Exercise:
Find each line containing the string "vertices" and return it.

Entries provided:
--- Begin ---
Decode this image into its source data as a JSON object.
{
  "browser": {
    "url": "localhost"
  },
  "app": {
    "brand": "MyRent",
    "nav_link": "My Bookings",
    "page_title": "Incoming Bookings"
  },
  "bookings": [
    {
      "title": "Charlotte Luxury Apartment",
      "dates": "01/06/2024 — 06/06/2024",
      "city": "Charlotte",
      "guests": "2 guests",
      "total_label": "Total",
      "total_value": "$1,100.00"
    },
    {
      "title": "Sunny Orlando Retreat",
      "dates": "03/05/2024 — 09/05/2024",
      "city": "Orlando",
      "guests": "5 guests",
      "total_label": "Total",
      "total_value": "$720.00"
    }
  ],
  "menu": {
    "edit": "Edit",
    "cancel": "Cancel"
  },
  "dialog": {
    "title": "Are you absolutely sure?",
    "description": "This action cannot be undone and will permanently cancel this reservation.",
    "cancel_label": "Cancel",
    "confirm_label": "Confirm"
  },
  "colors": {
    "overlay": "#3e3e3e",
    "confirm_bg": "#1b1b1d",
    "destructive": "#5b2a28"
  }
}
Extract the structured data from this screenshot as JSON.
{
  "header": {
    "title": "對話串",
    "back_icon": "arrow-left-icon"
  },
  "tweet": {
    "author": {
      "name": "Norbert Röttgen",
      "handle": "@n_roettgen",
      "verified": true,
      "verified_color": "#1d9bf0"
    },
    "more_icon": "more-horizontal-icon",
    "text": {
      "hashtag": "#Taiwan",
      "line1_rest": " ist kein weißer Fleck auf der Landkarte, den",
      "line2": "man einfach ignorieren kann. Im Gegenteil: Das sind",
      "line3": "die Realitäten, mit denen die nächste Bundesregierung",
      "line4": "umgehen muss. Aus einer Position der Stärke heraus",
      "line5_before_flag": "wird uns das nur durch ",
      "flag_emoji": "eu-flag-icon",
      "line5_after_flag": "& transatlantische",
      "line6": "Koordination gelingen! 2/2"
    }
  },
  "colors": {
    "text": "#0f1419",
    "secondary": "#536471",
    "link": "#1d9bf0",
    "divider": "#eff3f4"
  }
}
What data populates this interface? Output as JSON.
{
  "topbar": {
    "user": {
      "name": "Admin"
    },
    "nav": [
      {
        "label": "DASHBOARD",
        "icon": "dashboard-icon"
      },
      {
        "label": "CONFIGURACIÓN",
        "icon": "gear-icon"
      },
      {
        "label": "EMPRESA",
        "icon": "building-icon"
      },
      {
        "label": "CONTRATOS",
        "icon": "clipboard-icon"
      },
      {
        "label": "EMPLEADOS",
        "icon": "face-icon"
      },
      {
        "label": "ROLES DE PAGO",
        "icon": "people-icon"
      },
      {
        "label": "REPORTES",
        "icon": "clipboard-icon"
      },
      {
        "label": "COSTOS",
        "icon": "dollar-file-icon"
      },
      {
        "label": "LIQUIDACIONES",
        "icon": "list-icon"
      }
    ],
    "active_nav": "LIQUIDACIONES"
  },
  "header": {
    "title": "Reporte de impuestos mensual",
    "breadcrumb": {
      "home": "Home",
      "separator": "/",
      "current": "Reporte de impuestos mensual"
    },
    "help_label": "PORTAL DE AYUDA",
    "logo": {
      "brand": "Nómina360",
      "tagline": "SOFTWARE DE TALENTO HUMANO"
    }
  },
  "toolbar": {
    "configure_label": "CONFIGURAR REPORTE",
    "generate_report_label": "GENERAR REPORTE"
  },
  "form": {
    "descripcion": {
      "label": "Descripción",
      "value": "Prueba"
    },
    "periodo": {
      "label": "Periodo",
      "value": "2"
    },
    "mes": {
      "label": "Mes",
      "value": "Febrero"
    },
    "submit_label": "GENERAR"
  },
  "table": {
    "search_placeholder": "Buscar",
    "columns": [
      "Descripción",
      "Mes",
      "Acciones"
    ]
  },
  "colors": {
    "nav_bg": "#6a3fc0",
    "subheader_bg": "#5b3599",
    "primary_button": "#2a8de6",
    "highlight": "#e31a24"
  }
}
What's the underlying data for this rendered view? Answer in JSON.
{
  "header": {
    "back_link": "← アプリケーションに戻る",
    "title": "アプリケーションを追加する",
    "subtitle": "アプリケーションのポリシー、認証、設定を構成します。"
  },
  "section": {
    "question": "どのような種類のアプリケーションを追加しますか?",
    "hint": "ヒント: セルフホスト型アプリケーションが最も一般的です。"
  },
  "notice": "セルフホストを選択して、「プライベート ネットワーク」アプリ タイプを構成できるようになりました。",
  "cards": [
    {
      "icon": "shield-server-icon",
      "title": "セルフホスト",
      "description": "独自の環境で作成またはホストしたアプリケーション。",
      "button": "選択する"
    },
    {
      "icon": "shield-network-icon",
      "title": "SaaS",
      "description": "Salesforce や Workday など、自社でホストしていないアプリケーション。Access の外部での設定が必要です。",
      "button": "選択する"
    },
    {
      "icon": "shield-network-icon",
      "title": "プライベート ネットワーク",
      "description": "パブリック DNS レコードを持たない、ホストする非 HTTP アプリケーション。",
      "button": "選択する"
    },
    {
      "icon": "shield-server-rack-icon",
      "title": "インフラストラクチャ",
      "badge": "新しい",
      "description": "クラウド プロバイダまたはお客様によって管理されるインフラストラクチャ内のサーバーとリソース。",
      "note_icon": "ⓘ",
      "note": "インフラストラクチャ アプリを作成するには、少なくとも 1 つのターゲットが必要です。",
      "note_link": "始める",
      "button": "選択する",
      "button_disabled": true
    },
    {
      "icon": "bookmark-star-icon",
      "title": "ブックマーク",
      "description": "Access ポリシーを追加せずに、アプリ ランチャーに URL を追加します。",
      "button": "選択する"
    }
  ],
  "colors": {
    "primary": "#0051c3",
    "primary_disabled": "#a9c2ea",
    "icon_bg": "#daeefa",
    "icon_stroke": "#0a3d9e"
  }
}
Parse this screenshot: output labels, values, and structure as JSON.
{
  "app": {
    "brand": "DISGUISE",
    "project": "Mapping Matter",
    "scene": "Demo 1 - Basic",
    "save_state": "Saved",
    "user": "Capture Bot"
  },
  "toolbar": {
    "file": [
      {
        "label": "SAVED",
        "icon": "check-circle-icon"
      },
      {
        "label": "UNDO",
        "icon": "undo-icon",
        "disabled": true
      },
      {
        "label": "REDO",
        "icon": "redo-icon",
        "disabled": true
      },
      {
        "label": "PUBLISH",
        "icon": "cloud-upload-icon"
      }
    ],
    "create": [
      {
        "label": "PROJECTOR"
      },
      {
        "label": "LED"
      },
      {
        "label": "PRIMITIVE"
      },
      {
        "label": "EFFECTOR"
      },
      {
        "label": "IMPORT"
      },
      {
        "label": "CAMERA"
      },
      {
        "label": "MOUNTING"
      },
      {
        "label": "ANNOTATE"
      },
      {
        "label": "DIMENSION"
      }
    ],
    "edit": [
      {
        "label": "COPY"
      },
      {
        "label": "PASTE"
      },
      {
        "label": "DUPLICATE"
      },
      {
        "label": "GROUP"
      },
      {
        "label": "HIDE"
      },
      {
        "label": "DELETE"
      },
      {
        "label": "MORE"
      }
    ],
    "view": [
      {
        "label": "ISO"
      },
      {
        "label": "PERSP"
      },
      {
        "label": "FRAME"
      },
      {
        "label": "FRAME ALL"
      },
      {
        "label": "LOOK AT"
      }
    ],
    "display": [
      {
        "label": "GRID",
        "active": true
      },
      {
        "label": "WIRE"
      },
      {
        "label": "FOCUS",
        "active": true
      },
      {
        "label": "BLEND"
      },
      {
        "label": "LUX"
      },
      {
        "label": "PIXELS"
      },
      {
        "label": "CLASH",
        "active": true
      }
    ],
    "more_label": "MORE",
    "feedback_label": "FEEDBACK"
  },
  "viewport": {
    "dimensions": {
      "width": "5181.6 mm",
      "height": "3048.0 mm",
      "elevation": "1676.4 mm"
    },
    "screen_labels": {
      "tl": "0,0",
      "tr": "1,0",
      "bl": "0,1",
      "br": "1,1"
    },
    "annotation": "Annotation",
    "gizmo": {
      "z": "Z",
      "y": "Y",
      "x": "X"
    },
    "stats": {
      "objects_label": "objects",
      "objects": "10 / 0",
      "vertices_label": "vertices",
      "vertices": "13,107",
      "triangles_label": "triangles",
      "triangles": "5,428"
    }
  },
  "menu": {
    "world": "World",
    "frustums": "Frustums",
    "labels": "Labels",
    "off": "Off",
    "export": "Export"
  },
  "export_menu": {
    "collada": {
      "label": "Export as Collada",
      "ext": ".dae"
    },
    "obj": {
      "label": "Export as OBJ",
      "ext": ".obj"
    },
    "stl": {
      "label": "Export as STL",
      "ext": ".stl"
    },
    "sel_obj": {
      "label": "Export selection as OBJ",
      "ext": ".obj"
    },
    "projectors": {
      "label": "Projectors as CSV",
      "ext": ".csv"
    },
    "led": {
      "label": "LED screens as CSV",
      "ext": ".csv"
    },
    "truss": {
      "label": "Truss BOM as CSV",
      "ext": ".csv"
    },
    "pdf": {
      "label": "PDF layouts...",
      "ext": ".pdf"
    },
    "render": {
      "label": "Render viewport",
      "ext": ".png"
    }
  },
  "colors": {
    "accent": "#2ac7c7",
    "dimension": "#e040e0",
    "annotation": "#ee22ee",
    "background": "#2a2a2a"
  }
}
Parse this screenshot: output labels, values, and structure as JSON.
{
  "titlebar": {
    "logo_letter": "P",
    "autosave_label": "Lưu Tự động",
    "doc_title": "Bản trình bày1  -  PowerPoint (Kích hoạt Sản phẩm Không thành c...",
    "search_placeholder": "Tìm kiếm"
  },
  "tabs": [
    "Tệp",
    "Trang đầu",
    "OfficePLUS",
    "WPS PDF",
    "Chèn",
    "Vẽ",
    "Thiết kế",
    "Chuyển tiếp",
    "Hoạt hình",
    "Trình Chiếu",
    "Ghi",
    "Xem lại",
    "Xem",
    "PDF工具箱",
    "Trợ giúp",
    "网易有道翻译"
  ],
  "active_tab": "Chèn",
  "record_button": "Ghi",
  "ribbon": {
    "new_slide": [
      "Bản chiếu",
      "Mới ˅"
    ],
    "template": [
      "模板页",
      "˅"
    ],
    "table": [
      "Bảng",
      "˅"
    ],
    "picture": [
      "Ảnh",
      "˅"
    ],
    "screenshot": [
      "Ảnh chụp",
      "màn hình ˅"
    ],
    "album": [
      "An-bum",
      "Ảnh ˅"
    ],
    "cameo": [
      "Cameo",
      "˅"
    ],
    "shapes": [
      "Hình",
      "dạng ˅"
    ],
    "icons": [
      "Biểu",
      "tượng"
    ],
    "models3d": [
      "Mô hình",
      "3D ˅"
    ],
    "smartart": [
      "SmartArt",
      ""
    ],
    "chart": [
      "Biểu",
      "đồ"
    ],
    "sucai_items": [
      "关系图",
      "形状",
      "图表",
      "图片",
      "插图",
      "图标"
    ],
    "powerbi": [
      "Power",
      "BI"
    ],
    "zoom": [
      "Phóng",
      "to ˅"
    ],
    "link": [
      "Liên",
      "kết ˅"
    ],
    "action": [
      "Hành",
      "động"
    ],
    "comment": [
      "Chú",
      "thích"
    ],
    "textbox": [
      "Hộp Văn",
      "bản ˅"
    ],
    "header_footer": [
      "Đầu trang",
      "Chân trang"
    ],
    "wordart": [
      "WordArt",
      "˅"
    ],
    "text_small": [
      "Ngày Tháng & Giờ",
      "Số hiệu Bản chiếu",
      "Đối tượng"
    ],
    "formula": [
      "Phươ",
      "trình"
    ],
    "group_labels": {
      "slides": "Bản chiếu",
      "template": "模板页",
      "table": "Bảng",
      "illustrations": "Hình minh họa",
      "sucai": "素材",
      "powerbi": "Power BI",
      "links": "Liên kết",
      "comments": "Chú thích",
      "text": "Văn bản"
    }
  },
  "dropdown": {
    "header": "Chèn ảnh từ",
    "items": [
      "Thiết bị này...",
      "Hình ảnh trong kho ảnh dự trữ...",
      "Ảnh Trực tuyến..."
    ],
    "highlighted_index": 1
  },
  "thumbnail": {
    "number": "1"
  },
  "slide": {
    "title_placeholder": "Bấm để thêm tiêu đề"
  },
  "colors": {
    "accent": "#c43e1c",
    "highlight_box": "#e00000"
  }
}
--- End ---
Solution to this exercise:
      "vertices_label": "vertices",
      "vertices": "13,107",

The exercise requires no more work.